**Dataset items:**
◇ ◇ ◇
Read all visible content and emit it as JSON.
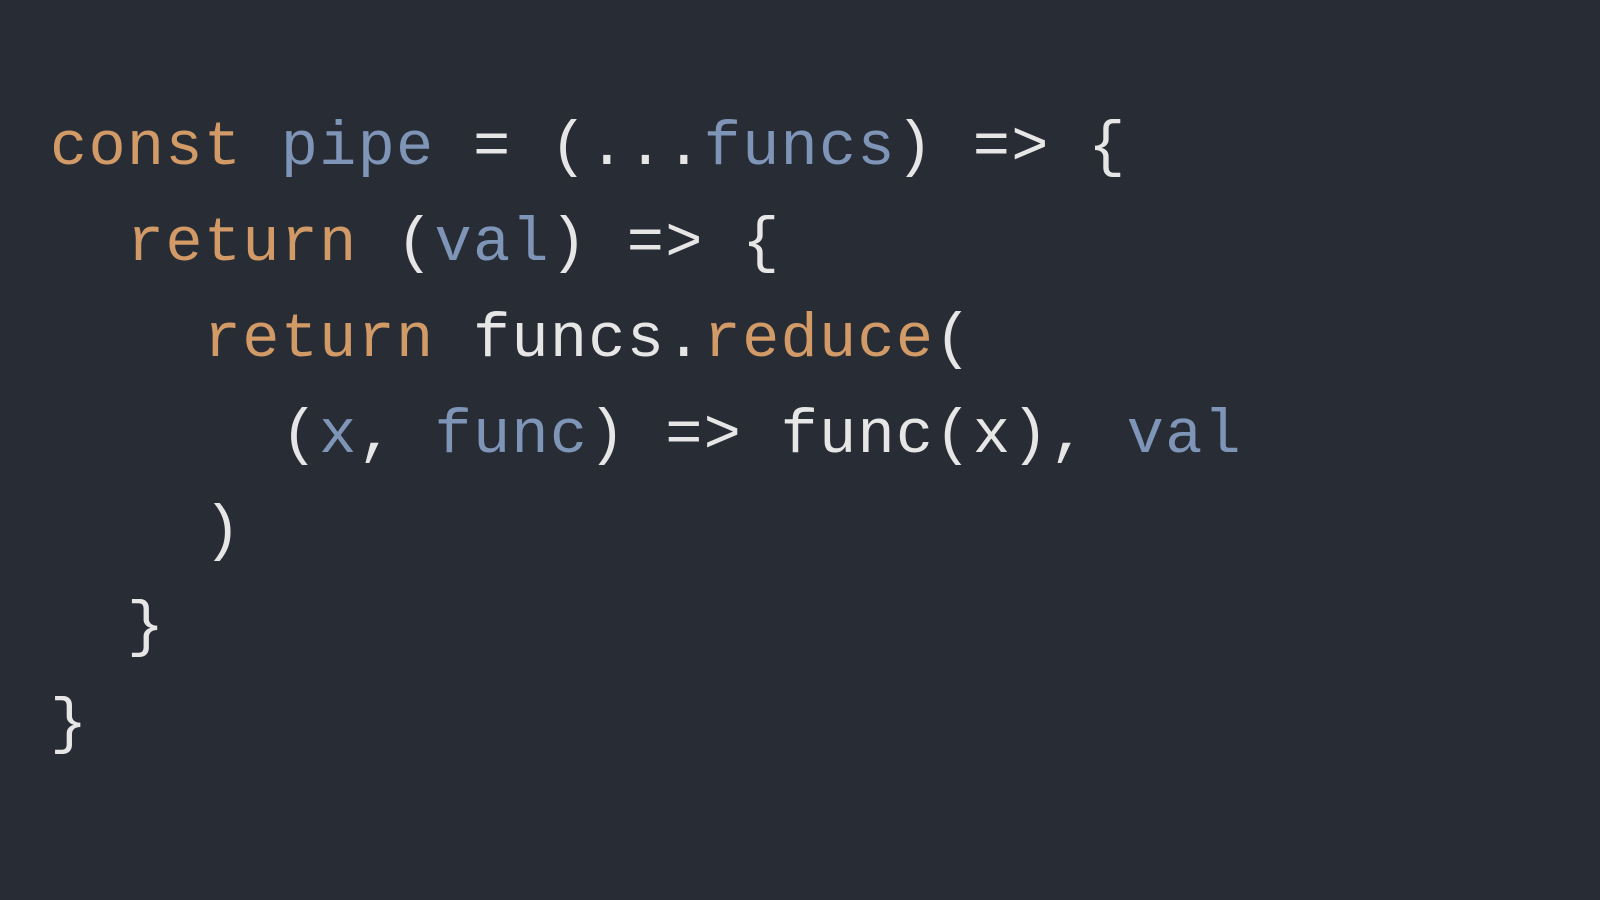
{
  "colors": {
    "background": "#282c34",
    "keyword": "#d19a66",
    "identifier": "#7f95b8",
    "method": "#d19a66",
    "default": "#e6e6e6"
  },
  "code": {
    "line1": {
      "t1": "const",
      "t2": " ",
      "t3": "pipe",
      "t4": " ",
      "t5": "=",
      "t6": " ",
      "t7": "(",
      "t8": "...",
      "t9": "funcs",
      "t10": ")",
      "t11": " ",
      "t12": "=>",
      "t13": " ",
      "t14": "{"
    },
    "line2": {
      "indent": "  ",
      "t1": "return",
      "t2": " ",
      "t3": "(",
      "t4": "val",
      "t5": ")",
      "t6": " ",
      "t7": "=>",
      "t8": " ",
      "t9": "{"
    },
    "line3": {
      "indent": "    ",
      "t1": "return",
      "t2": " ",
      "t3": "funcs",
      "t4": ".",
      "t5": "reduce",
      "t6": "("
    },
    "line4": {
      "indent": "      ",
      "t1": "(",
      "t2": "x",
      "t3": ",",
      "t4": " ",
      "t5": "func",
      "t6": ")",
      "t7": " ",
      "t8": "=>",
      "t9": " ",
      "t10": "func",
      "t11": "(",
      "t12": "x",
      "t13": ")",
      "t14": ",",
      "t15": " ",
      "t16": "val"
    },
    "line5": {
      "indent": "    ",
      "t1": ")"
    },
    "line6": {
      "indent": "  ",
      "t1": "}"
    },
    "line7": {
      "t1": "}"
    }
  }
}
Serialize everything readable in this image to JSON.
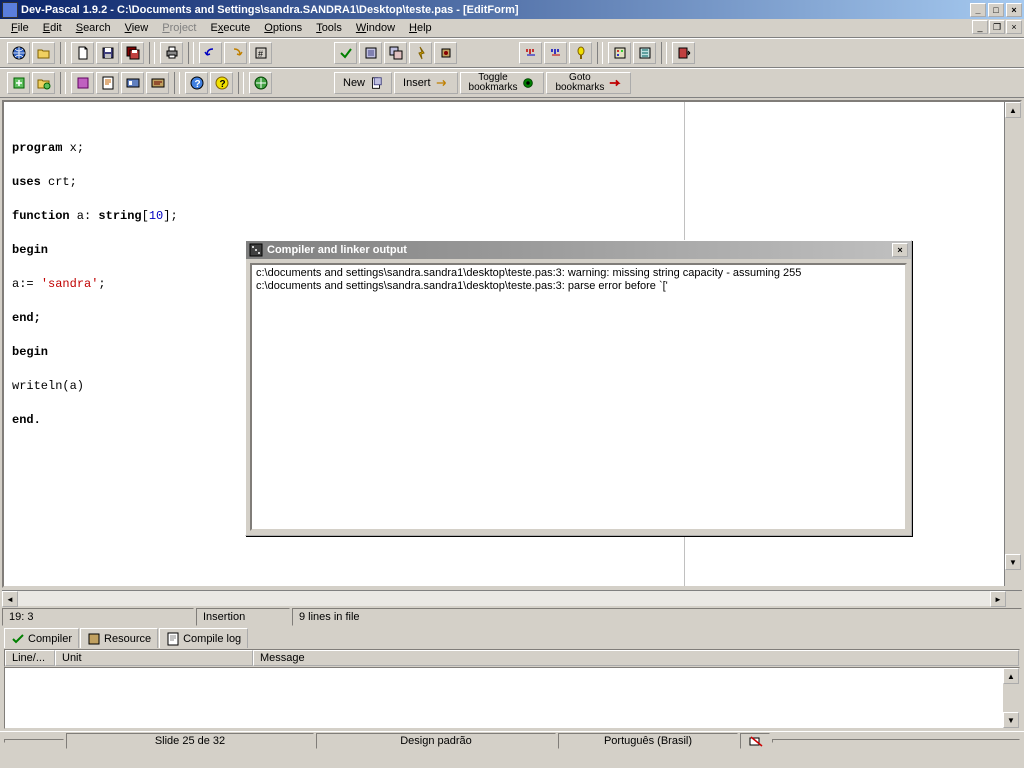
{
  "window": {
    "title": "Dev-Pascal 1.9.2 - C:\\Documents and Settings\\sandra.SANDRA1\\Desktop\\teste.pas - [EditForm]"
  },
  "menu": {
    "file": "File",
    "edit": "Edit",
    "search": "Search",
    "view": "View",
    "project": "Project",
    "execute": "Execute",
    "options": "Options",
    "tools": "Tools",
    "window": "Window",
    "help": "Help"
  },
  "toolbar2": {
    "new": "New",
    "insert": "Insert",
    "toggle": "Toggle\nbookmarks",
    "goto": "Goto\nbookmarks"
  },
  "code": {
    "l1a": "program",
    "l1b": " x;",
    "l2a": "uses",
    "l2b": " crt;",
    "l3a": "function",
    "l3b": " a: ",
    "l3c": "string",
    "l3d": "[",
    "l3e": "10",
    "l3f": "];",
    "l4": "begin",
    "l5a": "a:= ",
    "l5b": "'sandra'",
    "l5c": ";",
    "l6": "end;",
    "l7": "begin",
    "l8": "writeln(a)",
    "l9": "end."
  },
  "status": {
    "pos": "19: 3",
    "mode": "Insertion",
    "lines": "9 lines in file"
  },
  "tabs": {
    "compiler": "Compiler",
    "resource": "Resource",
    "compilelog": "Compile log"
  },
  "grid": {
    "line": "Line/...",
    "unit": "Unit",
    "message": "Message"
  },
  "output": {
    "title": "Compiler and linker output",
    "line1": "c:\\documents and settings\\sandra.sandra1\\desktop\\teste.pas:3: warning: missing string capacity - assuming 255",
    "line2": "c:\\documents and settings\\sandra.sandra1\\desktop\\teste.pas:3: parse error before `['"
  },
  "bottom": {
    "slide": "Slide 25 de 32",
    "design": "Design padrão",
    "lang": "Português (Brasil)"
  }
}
◇ ◇ ◇
**Written task:** In this exercise, set down all of the data exactly, without the pictures.

**Worked solution:**
Read all visible content and emit it as JSON.
{
  "colors": {
    "background": "#282c34",
    "keyword": "#d19a66",
    "identifier": "#7f95b8",
    "method": "#d19a66",
    "default": "#e6e6e6"
  },
  "code": {
    "line1": {
      "t1": "const",
      "t2": " ",
      "t3": "pipe",
      "t4": " ",
      "t5": "=",
      "t6": " ",
      "t7": "(",
      "t8": "...",
      "t9": "funcs",
      "t10": ")",
      "t11": " ",
      "t12": "=>",
      "t13": " ",
      "t14": "{"
    },
    "line2": {
      "indent": "  ",
      "t1": "return",
      "t2": " ",
      "t3": "(",
      "t4": "val",
      "t5": ")",
      "t6": " ",
      "t7": "=>",
      "t8": " ",
      "t9": "{"
    },
    "line3": {
      "indent": "    ",
      "t1": "return",
      "t2": " ",
      "t3": "funcs",
      "t4": ".",
      "t5": "reduce",
      "t6": "("
    },
    "line4": {
      "indent": "      ",
      "t1": "(",
      "t2": "x",
      "t3": ",",
      "t4": " ",
      "t5": "func",
      "t6": ")",
      "t7": " ",
      "t8": "=>",
      "t9": " ",
      "t10": "func",
      "t11": "(",
      "t12": "x",
      "t13": ")",
      "t14": ",",
      "t15": " ",
      "t16": "val"
    },
    "line5": {
      "indent": "    ",
      "t1": ")"
    },
    "line6": {
      "indent": "  ",
      "t1": "}"
    },
    "line7": {
      "t1": "}"
    }
  }
}
Serialize everything readable in this image to JSON.
{
  "window": {
    "title": "Dev-Pascal 1.9.2 - C:\\Documents and Settings\\sandra.SANDRA1\\Desktop\\teste.pas - [EditForm]"
  },
  "menu": {
    "file": "File",
    "edit": "Edit",
    "search": "Search",
    "view": "View",
    "project": "Project",
    "execute": "Execute",
    "options": "Options",
    "tools": "Tools",
    "window": "Window",
    "help": "Help"
  },
  "toolbar2": {
    "new": "New",
    "insert": "Insert",
    "toggle": "Toggle\nbookmarks",
    "goto": "Goto\nbookmarks"
  },
  "code": {
    "l1a": "program",
    "l1b": " x;",
    "l2a": "uses",
    "l2b": " crt;",
    "l3a": "function",
    "l3b": " a: ",
    "l3c": "string",
    "l3d": "[",
    "l3e": "10",
    "l3f": "];",
    "l4": "begin",
    "l5a": "a:= ",
    "l5b": "'sandra'",
    "l5c": ";",
    "l6": "end;",
    "l7": "begin",
    "l8": "writeln(a)",
    "l9": "end."
  },
  "status": {
    "pos": "19: 3",
    "mode": "Insertion",
    "lines": "9 lines in file"
  },
  "tabs": {
    "compiler": "Compiler",
    "resource": "Resource",
    "compilelog": "Compile log"
  },
  "grid": {
    "line": "Line/...",
    "unit": "Unit",
    "message": "Message"
  },
  "output": {
    "title": "Compiler and linker output",
    "line1": "c:\\documents and settings\\sandra.sandra1\\desktop\\teste.pas:3: warning: missing string capacity - assuming 255",
    "line2": "c:\\documents and settings\\sandra.sandra1\\desktop\\teste.pas:3: parse error before `['"
  },
  "bottom": {
    "slide": "Slide 25 de 32",
    "design": "Design padrão",
    "lang": "Português (Brasil)"
  }
}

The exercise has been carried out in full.